══ Data listing ══
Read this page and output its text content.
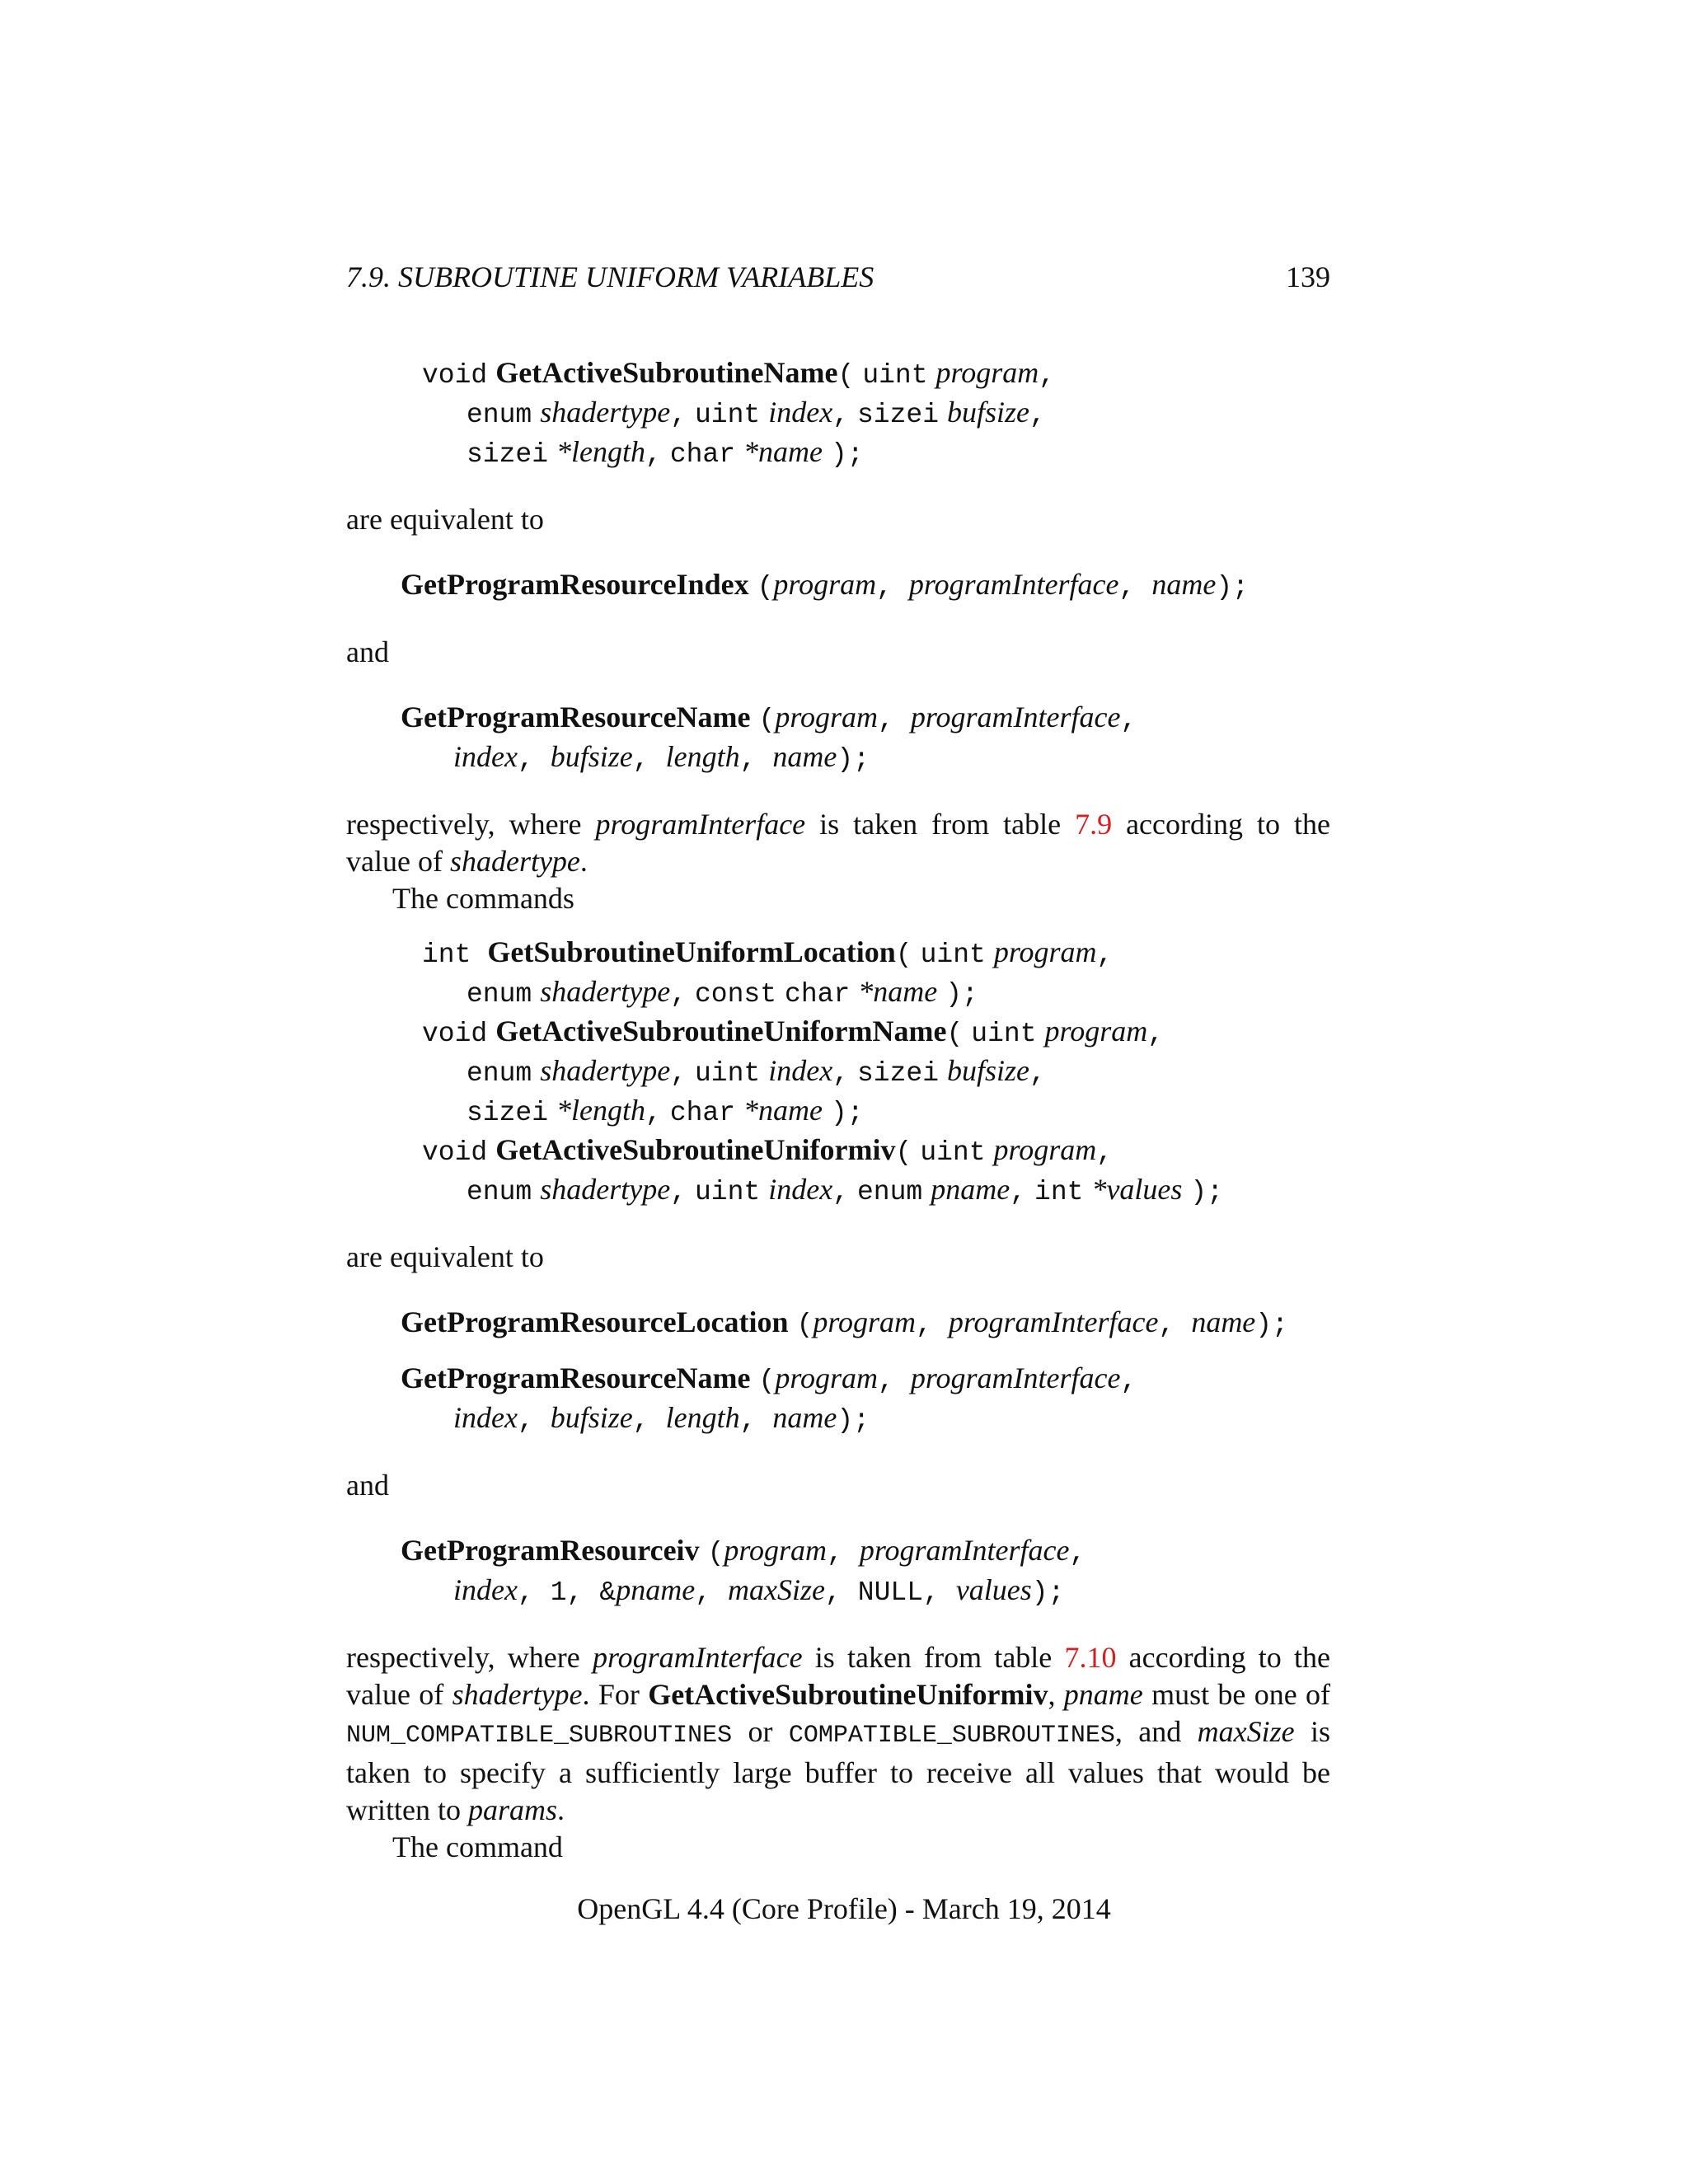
7.9. SUBROUTINE UNIFORM VARIABLES	139
void GetActiveSubroutineName( uint program,
enum shadertype, uint index, sizei bufsize,
sizei *length, char *name );
are equivalent to
GetProgramResourceIndex (program, programInterface, name);
and
GetProgramResourceName (program, programInterface,
index, bufsize, length, name);
respectively, where programInterface is taken from table 7.9 according to the value of shadertype.
The commands
int GetSubroutineUniformLocation( uint program,
enum shadertype, const char *name );
void GetActiveSubroutineUniformName( uint program,
enum shadertype, uint index, sizei bufsize,
sizei *length, char *name );
void GetActiveSubroutineUniformiv( uint program,
enum shadertype, uint index, enum pname, int *values );
are equivalent to
GetProgramResourceLocation (program, programInterface, name);
GetProgramResourceName (program, programInterface,
index, bufsize, length, name);
and
GetProgramResourceiv (program, programInterface,
index, 1, &pname, maxSize, NULL, values);
respectively, where programInterface is taken from table 7.10 according to the value of shadertype. For GetActiveSubroutineUniformiv, pname must be one of NUM_COMPATIBLE_SUBROUTINES or COMPATIBLE_SUBROUTINES, and maxSize is taken to specify a sufficiently large buffer to receive all values that would be written to params.
The command
OpenGL 4.4 (Core Profile) - March 19, 2014
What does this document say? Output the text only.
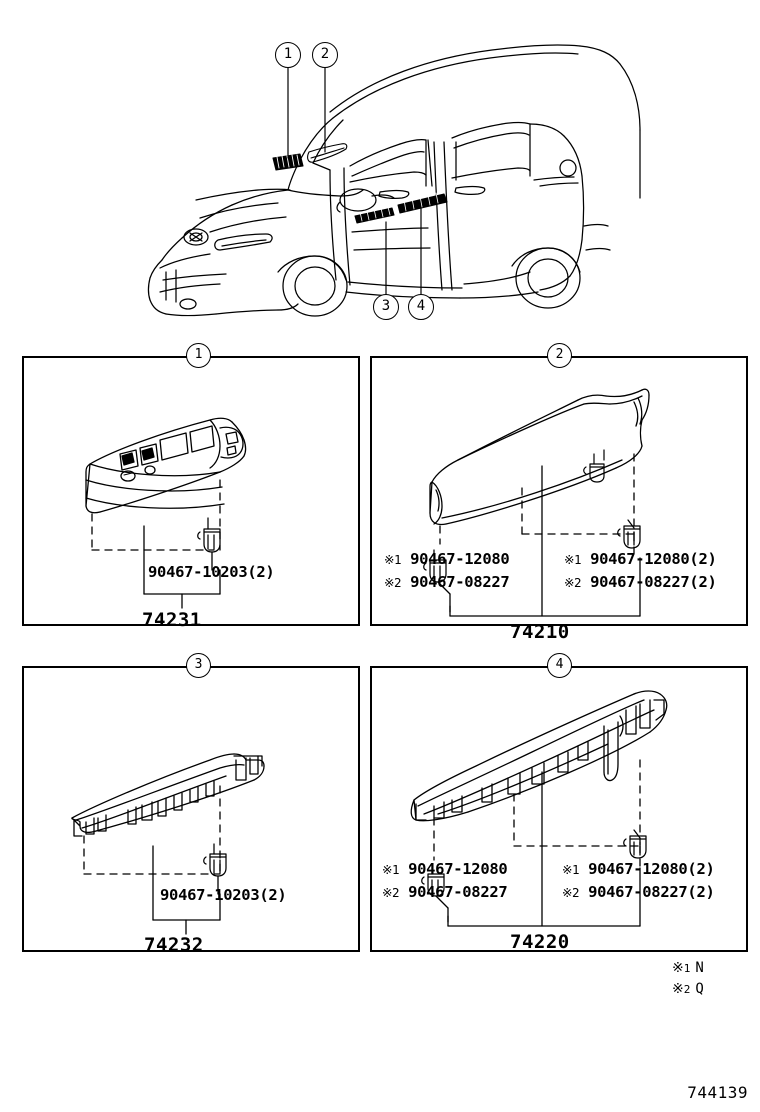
1	2
3	4
1
90467-10203(2)
74231
2
※1 90467-12080
※2 90467-08227
※1 90467-12080(2)
※2 90467-08227(2)
74210
3
90467-10203(2)
74232
4
※1 90467-12080
※2 90467-08227
※1 90467-12080(2)
※2 90467-08227(2)
74220
※1 N
※2 Q
744139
═══
Return every line of the records exactly as given, pictures excluded.

**Result**:
Read this page and output its text content.
7.9. SUBROUTINE UNIFORM VARIABLES	139
void GetActiveSubroutineName( uint program,
enum shadertype, uint index, sizei bufsize,
sizei *length, char *name );
are equivalent to
GetProgramResourceIndex (program, programInterface, name);
and
GetProgramResourceName (program, programInterface,
index, bufsize, length, name);
respectively, where programInterface is taken from table 7.9 according to the value of shadertype.
The commands
int GetSubroutineUniformLocation( uint program,
enum shadertype, const char *name );
void GetActiveSubroutineUniformName( uint program,
enum shadertype, uint index, sizei bufsize,
sizei *length, char *name );
void GetActiveSubroutineUniformiv( uint program,
enum shadertype, uint index, enum pname, int *values );
are equivalent to
GetProgramResourceLocation (program, programInterface, name);
GetProgramResourceName (program, programInterface,
index, bufsize, length, name);
and
GetProgramResourceiv (program, programInterface,
index, 1, &pname, maxSize, NULL, values);
respectively, where programInterface is taken from table 7.10 according to the value of shadertype. For GetActiveSubroutineUniformiv, pname must be one of NUM_COMPATIBLE_SUBROUTINES or COMPATIBLE_SUBROUTINES, and maxSize is taken to specify a sufficiently large buffer to receive all values that would be written to params.
The command
OpenGL 4.4 (Core Profile) - March 19, 2014
What does this document say? Output the text only.
1	2
3	4
1
90467-10203(2)
74231
2
※1 90467-12080
※2 90467-08227
※1 90467-12080(2)
※2 90467-08227(2)
74210
3
90467-10203(2)
74232
4
※1 90467-12080
※2 90467-08227
※1 90467-12080(2)
※2 90467-08227(2)
74220
※1 N
※2 Q
744139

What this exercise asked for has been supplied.